--- Material shown ---

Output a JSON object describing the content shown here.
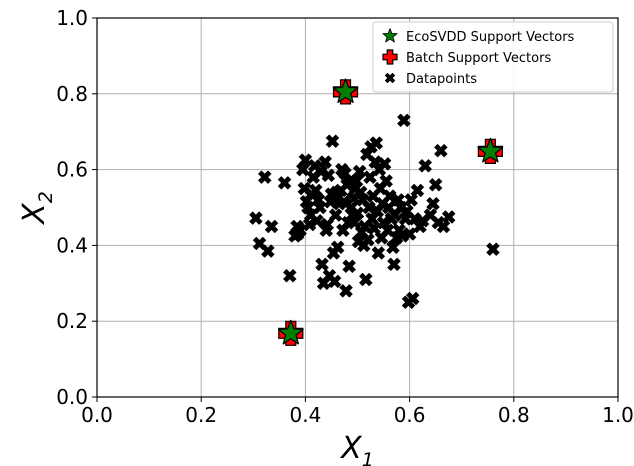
{
  "chart_data": {
    "type": "scatter",
    "title": "",
    "xlabel": "X",
    "xlabel_sub": "1",
    "ylabel": "X",
    "ylabel_sub": "2",
    "xlim": [
      0.0,
      1.0
    ],
    "ylim": [
      0.0,
      1.0
    ],
    "xticks": [
      "0.0",
      "0.2",
      "0.4",
      "0.6",
      "0.8",
      "1.0"
    ],
    "yticks": [
      "0.0",
      "0.2",
      "0.4",
      "0.6",
      "0.8",
      "1.0"
    ],
    "grid": true,
    "legend_position": "top-right",
    "series": [
      {
        "name": "EcoSVDD Support Vectors",
        "marker": "star",
        "color": "#008000",
        "points": [
          [
            0.372,
            0.168
          ],
          [
            0.477,
            0.805
          ],
          [
            0.755,
            0.648
          ]
        ]
      },
      {
        "name": "Batch Support Vectors",
        "marker": "plus",
        "color": "#ff0000",
        "points": [
          [
            0.372,
            0.168
          ],
          [
            0.477,
            0.805
          ],
          [
            0.755,
            0.648
          ]
        ]
      },
      {
        "name": "Datapoints",
        "marker": "x",
        "color": "#000000",
        "points": [
          [
            0.372,
            0.168
          ],
          [
            0.477,
            0.805
          ],
          [
            0.755,
            0.648
          ],
          [
            0.305,
            0.472
          ],
          [
            0.312,
            0.405
          ],
          [
            0.322,
            0.58
          ],
          [
            0.328,
            0.385
          ],
          [
            0.335,
            0.45
          ],
          [
            0.36,
            0.565
          ],
          [
            0.37,
            0.32
          ],
          [
            0.38,
            0.425
          ],
          [
            0.384,
            0.45
          ],
          [
            0.385,
            0.43
          ],
          [
            0.39,
            0.44
          ],
          [
            0.395,
            0.6
          ],
          [
            0.398,
            0.55
          ],
          [
            0.4,
            0.625
          ],
          [
            0.402,
            0.515
          ],
          [
            0.405,
            0.5
          ],
          [
            0.408,
            0.455
          ],
          [
            0.41,
            0.48
          ],
          [
            0.412,
            0.535
          ],
          [
            0.415,
            0.58
          ],
          [
            0.418,
            0.61
          ],
          [
            0.42,
            0.545
          ],
          [
            0.422,
            0.465
          ],
          [
            0.425,
            0.52
          ],
          [
            0.428,
            0.5
          ],
          [
            0.43,
            0.595
          ],
          [
            0.432,
            0.35
          ],
          [
            0.435,
            0.3
          ],
          [
            0.438,
            0.62
          ],
          [
            0.44,
            0.44
          ],
          [
            0.442,
            0.455
          ],
          [
            0.444,
            0.585
          ],
          [
            0.446,
            0.32
          ],
          [
            0.448,
            0.515
          ],
          [
            0.45,
            0.535
          ],
          [
            0.452,
            0.675
          ],
          [
            0.454,
            0.38
          ],
          [
            0.456,
            0.305
          ],
          [
            0.458,
            0.48
          ],
          [
            0.46,
            0.54
          ],
          [
            0.462,
            0.395
          ],
          [
            0.465,
            0.51
          ],
          [
            0.468,
            0.545
          ],
          [
            0.47,
            0.6
          ],
          [
            0.472,
            0.44
          ],
          [
            0.474,
            0.515
          ],
          [
            0.476,
            0.59
          ],
          [
            0.478,
            0.28
          ],
          [
            0.48,
            0.56
          ],
          [
            0.482,
            0.46
          ],
          [
            0.484,
            0.345
          ],
          [
            0.486,
            0.57
          ],
          [
            0.488,
            0.5
          ],
          [
            0.49,
            0.48
          ],
          [
            0.492,
            0.525
          ],
          [
            0.494,
            0.46
          ],
          [
            0.496,
            0.55
          ],
          [
            0.498,
            0.57
          ],
          [
            0.5,
            0.485
          ],
          [
            0.502,
            0.41
          ],
          [
            0.504,
            0.595
          ],
          [
            0.506,
            0.54
          ],
          [
            0.508,
            0.435
          ],
          [
            0.51,
            0.52
          ],
          [
            0.512,
            0.4
          ],
          [
            0.514,
            0.45
          ],
          [
            0.516,
            0.31
          ],
          [
            0.518,
            0.64
          ],
          [
            0.52,
            0.415
          ],
          [
            0.522,
            0.5
          ],
          [
            0.524,
            0.58
          ],
          [
            0.526,
            0.66
          ],
          [
            0.528,
            0.47
          ],
          [
            0.53,
            0.53
          ],
          [
            0.532,
            0.445
          ],
          [
            0.534,
            0.62
          ],
          [
            0.536,
            0.67
          ],
          [
            0.538,
            0.49
          ],
          [
            0.54,
            0.38
          ],
          [
            0.542,
            0.6
          ],
          [
            0.544,
            0.55
          ],
          [
            0.546,
            0.42
          ],
          [
            0.548,
            0.51
          ],
          [
            0.55,
            0.46
          ],
          [
            0.552,
            0.615
          ],
          [
            0.555,
            0.57
          ],
          [
            0.558,
            0.44
          ],
          [
            0.56,
            0.5
          ],
          [
            0.562,
            0.53
          ],
          [
            0.565,
            0.47
          ],
          [
            0.568,
            0.395
          ],
          [
            0.57,
            0.35
          ],
          [
            0.572,
            0.48
          ],
          [
            0.575,
            0.42
          ],
          [
            0.578,
            0.52
          ],
          [
            0.58,
            0.44
          ],
          [
            0.583,
            0.5
          ],
          [
            0.586,
            0.425
          ],
          [
            0.589,
            0.73
          ],
          [
            0.592,
            0.47
          ],
          [
            0.595,
            0.49
          ],
          [
            0.598,
            0.25
          ],
          [
            0.6,
            0.43
          ],
          [
            0.603,
            0.52
          ],
          [
            0.606,
            0.26
          ],
          [
            0.61,
            0.47
          ],
          [
            0.615,
            0.545
          ],
          [
            0.62,
            0.45
          ],
          [
            0.625,
            0.465
          ],
          [
            0.63,
            0.61
          ],
          [
            0.64,
            0.48
          ],
          [
            0.645,
            0.51
          ],
          [
            0.65,
            0.56
          ],
          [
            0.655,
            0.46
          ],
          [
            0.66,
            0.65
          ],
          [
            0.665,
            0.45
          ],
          [
            0.675,
            0.475
          ],
          [
            0.76,
            0.39
          ]
        ]
      }
    ]
  }
}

---

**Exercise objective**: A faithful copy of the records above is needed, with the pictures left out.

**Response below**:
Output a JSON object describing the content shown here.
{
  "chart_data": {
    "type": "scatter",
    "title": "",
    "xlabel": "X",
    "xlabel_sub": "1",
    "ylabel": "X",
    "ylabel_sub": "2",
    "xlim": [
      0.0,
      1.0
    ],
    "ylim": [
      0.0,
      1.0
    ],
    "xticks": [
      "0.0",
      "0.2",
      "0.4",
      "0.6",
      "0.8",
      "1.0"
    ],
    "yticks": [
      "0.0",
      "0.2",
      "0.4",
      "0.6",
      "0.8",
      "1.0"
    ],
    "grid": true,
    "legend_position": "top-right",
    "series": [
      {
        "name": "EcoSVDD Support Vectors",
        "marker": "star",
        "color": "#008000",
        "points": [
          [
            0.372,
            0.168
          ],
          [
            0.477,
            0.805
          ],
          [
            0.755,
            0.648
          ]
        ]
      },
      {
        "name": "Batch Support Vectors",
        "marker": "plus",
        "color": "#ff0000",
        "points": [
          [
            0.372,
            0.168
          ],
          [
            0.477,
            0.805
          ],
          [
            0.755,
            0.648
          ]
        ]
      },
      {
        "name": "Datapoints",
        "marker": "x",
        "color": "#000000",
        "points": [
          [
            0.372,
            0.168
          ],
          [
            0.477,
            0.805
          ],
          [
            0.755,
            0.648
          ],
          [
            0.305,
            0.472
          ],
          [
            0.312,
            0.405
          ],
          [
            0.322,
            0.58
          ],
          [
            0.328,
            0.385
          ],
          [
            0.335,
            0.45
          ],
          [
            0.36,
            0.565
          ],
          [
            0.37,
            0.32
          ],
          [
            0.38,
            0.425
          ],
          [
            0.384,
            0.45
          ],
          [
            0.385,
            0.43
          ],
          [
            0.39,
            0.44
          ],
          [
            0.395,
            0.6
          ],
          [
            0.398,
            0.55
          ],
          [
            0.4,
            0.625
          ],
          [
            0.402,
            0.515
          ],
          [
            0.405,
            0.5
          ],
          [
            0.408,
            0.455
          ],
          [
            0.41,
            0.48
          ],
          [
            0.412,
            0.535
          ],
          [
            0.415,
            0.58
          ],
          [
            0.418,
            0.61
          ],
          [
            0.42,
            0.545
          ],
          [
            0.422,
            0.465
          ],
          [
            0.425,
            0.52
          ],
          [
            0.428,
            0.5
          ],
          [
            0.43,
            0.595
          ],
          [
            0.432,
            0.35
          ],
          [
            0.435,
            0.3
          ],
          [
            0.438,
            0.62
          ],
          [
            0.44,
            0.44
          ],
          [
            0.442,
            0.455
          ],
          [
            0.444,
            0.585
          ],
          [
            0.446,
            0.32
          ],
          [
            0.448,
            0.515
          ],
          [
            0.45,
            0.535
          ],
          [
            0.452,
            0.675
          ],
          [
            0.454,
            0.38
          ],
          [
            0.456,
            0.305
          ],
          [
            0.458,
            0.48
          ],
          [
            0.46,
            0.54
          ],
          [
            0.462,
            0.395
          ],
          [
            0.465,
            0.51
          ],
          [
            0.468,
            0.545
          ],
          [
            0.47,
            0.6
          ],
          [
            0.472,
            0.44
          ],
          [
            0.474,
            0.515
          ],
          [
            0.476,
            0.59
          ],
          [
            0.478,
            0.28
          ],
          [
            0.48,
            0.56
          ],
          [
            0.482,
            0.46
          ],
          [
            0.484,
            0.345
          ],
          [
            0.486,
            0.57
          ],
          [
            0.488,
            0.5
          ],
          [
            0.49,
            0.48
          ],
          [
            0.492,
            0.525
          ],
          [
            0.494,
            0.46
          ],
          [
            0.496,
            0.55
          ],
          [
            0.498,
            0.57
          ],
          [
            0.5,
            0.485
          ],
          [
            0.502,
            0.41
          ],
          [
            0.504,
            0.595
          ],
          [
            0.506,
            0.54
          ],
          [
            0.508,
            0.435
          ],
          [
            0.51,
            0.52
          ],
          [
            0.512,
            0.4
          ],
          [
            0.514,
            0.45
          ],
          [
            0.516,
            0.31
          ],
          [
            0.518,
            0.64
          ],
          [
            0.52,
            0.415
          ],
          [
            0.522,
            0.5
          ],
          [
            0.524,
            0.58
          ],
          [
            0.526,
            0.66
          ],
          [
            0.528,
            0.47
          ],
          [
            0.53,
            0.53
          ],
          [
            0.532,
            0.445
          ],
          [
            0.534,
            0.62
          ],
          [
            0.536,
            0.67
          ],
          [
            0.538,
            0.49
          ],
          [
            0.54,
            0.38
          ],
          [
            0.542,
            0.6
          ],
          [
            0.544,
            0.55
          ],
          [
            0.546,
            0.42
          ],
          [
            0.548,
            0.51
          ],
          [
            0.55,
            0.46
          ],
          [
            0.552,
            0.615
          ],
          [
            0.555,
            0.57
          ],
          [
            0.558,
            0.44
          ],
          [
            0.56,
            0.5
          ],
          [
            0.562,
            0.53
          ],
          [
            0.565,
            0.47
          ],
          [
            0.568,
            0.395
          ],
          [
            0.57,
            0.35
          ],
          [
            0.572,
            0.48
          ],
          [
            0.575,
            0.42
          ],
          [
            0.578,
            0.52
          ],
          [
            0.58,
            0.44
          ],
          [
            0.583,
            0.5
          ],
          [
            0.586,
            0.425
          ],
          [
            0.589,
            0.73
          ],
          [
            0.592,
            0.47
          ],
          [
            0.595,
            0.49
          ],
          [
            0.598,
            0.25
          ],
          [
            0.6,
            0.43
          ],
          [
            0.603,
            0.52
          ],
          [
            0.606,
            0.26
          ],
          [
            0.61,
            0.47
          ],
          [
            0.615,
            0.545
          ],
          [
            0.62,
            0.45
          ],
          [
            0.625,
            0.465
          ],
          [
            0.63,
            0.61
          ],
          [
            0.64,
            0.48
          ],
          [
            0.645,
            0.51
          ],
          [
            0.65,
            0.56
          ],
          [
            0.655,
            0.46
          ],
          [
            0.66,
            0.65
          ],
          [
            0.665,
            0.45
          ],
          [
            0.675,
            0.475
          ],
          [
            0.76,
            0.39
          ]
        ]
      }
    ]
  }
}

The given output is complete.